⟨
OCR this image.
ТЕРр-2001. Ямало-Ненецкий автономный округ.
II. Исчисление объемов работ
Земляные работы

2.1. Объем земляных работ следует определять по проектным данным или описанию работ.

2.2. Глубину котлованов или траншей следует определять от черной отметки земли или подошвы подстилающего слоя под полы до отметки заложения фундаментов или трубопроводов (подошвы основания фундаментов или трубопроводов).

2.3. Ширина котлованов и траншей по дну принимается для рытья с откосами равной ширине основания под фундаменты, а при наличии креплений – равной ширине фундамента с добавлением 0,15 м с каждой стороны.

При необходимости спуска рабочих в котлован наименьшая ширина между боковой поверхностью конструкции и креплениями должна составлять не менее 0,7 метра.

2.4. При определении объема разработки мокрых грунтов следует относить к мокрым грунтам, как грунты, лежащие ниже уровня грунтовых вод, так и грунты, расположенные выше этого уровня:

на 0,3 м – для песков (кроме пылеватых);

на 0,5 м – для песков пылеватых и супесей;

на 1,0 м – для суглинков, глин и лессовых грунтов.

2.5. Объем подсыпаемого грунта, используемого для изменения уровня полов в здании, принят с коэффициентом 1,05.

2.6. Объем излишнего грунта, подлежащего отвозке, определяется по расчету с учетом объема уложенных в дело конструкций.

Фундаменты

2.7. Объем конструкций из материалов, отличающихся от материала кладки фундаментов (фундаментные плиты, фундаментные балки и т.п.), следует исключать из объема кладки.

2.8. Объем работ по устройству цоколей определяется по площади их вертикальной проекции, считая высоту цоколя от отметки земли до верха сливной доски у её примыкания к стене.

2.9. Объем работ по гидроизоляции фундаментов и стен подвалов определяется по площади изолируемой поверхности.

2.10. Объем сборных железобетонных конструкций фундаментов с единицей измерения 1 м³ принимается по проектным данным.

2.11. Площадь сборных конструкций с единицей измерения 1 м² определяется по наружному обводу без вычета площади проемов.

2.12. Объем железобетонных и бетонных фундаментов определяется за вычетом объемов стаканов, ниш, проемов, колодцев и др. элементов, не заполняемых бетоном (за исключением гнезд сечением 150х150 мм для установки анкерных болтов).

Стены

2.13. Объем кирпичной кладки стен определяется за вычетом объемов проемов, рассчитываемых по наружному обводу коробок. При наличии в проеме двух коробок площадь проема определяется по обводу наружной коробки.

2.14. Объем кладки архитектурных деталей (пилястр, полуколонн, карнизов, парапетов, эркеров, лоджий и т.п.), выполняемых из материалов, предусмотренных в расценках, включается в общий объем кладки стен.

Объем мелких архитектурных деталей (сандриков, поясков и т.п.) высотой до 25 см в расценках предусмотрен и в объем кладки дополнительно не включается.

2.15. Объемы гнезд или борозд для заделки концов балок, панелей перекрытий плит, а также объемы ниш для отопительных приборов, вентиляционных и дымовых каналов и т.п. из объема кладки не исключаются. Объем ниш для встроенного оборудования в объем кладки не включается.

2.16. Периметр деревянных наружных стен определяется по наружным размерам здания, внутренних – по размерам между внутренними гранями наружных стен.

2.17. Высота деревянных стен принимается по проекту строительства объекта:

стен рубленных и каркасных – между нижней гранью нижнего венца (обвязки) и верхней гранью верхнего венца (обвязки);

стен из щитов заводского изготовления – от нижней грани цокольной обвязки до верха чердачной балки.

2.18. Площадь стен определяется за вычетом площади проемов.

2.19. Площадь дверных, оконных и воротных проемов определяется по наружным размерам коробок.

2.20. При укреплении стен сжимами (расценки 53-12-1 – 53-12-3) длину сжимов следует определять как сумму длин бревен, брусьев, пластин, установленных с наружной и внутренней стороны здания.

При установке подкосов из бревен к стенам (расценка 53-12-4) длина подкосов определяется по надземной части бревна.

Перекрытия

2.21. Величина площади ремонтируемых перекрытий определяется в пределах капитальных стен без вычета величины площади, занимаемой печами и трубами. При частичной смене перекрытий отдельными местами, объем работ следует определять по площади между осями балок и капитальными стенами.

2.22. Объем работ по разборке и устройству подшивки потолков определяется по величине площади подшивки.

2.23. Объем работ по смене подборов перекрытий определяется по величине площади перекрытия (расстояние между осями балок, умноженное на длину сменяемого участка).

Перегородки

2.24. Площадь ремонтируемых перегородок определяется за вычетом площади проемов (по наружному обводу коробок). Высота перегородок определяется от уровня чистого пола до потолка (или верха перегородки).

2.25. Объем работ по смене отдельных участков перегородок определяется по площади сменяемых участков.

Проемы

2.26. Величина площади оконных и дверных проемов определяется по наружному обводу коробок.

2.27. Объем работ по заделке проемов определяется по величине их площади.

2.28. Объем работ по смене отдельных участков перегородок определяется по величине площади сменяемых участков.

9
⟩
* **BRIEF**: Extract each line of the listing above, copying it word for word.

* **PROBLEM SOLUTION**:
OCR this image.
ТЕРр-2001. Ямало-Ненецкий автономный округ.
II. Исчисление объемов работ
Земляные работы

2.1. Объем земляных работ следует определять по проектным данным или описанию работ.

2.2. Глубину котлованов или траншей следует определять от черной отметки земли или подошвы подстилающего слоя под полы до отметки заложения фундаментов или трубопроводов (подошвы основания фундаментов или трубопроводов).

2.3. Ширина котлованов и траншей по дну принимается для рытья с откосами равной ширине основания под фундаменты, а при наличии креплений – равной ширине фундамента с добавлением 0,15 м с каждой стороны.

При необходимости спуска рабочих в котлован наименьшая ширина между боковой поверхностью конструкции и креплениями должна составлять не менее 0,7 метра.

2.4. При определении объема разработки мокрых грунтов следует относить к мокрым грунтам, как грунты, лежащие ниже уровня грунтовых вод, так и грунты, расположенные выше этого уровня:

на 0,3 м – для песков (кроме пылеватых);

на 0,5 м – для песков пылеватых и супесей;

на 1,0 м – для суглинков, глин и лессовых грунтов.

2.5. Объем подсыпаемого грунта, используемого для изменения уровня полов в здании, принят с коэффициентом 1,05.

2.6. Объем излишнего грунта, подлежащего отвозке, определяется по расчету с учетом объема уложенных в дело конструкций.

Фундаменты

2.7. Объем конструкций из материалов, отличающихся от материала кладки фундаментов (фундаментные плиты, фундаментные балки и т.п.), следует исключать из объема кладки.

2.8. Объем работ по устройству цоколей определяется по площади их вертикальной проекции, считая высоту цоколя от отметки земли до верха сливной доски у её примыкания к стене.

2.9. Объем работ по гидроизоляции фундаментов и стен подвалов определяется по площади изолируемой поверхности.

2.10. Объем сборных железобетонных конструкций фундаментов с единицей измерения 1 м³ принимается по проектным данным.

2.11. Площадь сборных конструкций с единицей измерения 1 м² определяется по наружному обводу без вычета площади проемов.

2.12. Объем железобетонных и бетонных фундаментов определяется за вычетом объемов стаканов, ниш, проемов, колодцев и др. элементов, не заполняемых бетоном (за исключением гнезд сечением 150х150 мм для установки анкерных болтов).

Стены

2.13. Объем кирпичной кладки стен определяется за вычетом объемов проемов, рассчитываемых по наружному обводу коробок. При наличии в проеме двух коробок площадь проема определяется по обводу наружной коробки.

2.14. Объем кладки архитектурных деталей (пилястр, полуколонн, карнизов, парапетов, эркеров, лоджий и т.п.), выполняемых из материалов, предусмотренных в расценках, включается в общий объем кладки стен.

Объем мелких архитектурных деталей (сандриков, поясков и т.п.) высотой до 25 см в расценках предусмотрен и в объем кладки дополнительно не включается.

2.15. Объемы гнезд или борозд для заделки концов балок, панелей перекрытий плит, а также объемы ниш для отопительных приборов, вентиляционных и дымовых каналов и т.п. из объема кладки не исключаются. Объем ниш для встроенного оборудования в объем кладки не включается.

2.16. Периметр деревянных наружных стен определяется по наружным размерам здания, внутренних – по размерам между внутренними гранями наружных стен.

2.17. Высота деревянных стен принимается по проекту строительства объекта:

стен рубленных и каркасных – между нижней гранью нижнего венца (обвязки) и верхней гранью верхнего венца (обвязки);

стен из щитов заводского изготовления – от нижней грани цокольной обвязки до верха чердачной балки.

2.18. Площадь стен определяется за вычетом площади проемов.

2.19. Площадь дверных, оконных и воротных проемов определяется по наружным размерам коробок.

2.20. При укреплении стен сжимами (расценки 53-12-1 – 53-12-3) длину сжимов следует определять как сумму длин бревен, брусьев, пластин, установленных с наружной и внутренней стороны здания.

При установке подкосов из бревен к стенам (расценка 53-12-4) длина подкосов определяется по надземной части бревна.

Перекрытия

2.21. Величина площади ремонтируемых перекрытий определяется в пределах капитальных стен без вычета величины площади, занимаемой печами и трубами. При частичной смене перекрытий отдельными местами, объем работ следует определять по площади между осями балок и капитальными стенами.

2.22. Объем работ по разборке и устройству подшивки потолков определяется по величине площади подшивки.

2.23. Объем работ по смене подборов перекрытий определяется по величине площади перекрытия (расстояние между осями балок, умноженное на длину сменяемого участка).

Перегородки

2.24. Площадь ремонтируемых перегородок определяется за вычетом площади проемов (по наружному обводу коробок). Высота перегородок определяется от уровня чистого пола до потолка (или верха перегородки).

2.25. Объем работ по смене отдельных участков перегородок определяется по площади сменяемых участков.

Проемы

2.26. Величина площади оконных и дверных проемов определяется по наружному обводу коробок.

2.27. Объем работ по заделке проемов определяется по величине их площади.

2.28. Объем работ по смене отдельных участков перегородок определяется по величине площади сменяемых участков.

9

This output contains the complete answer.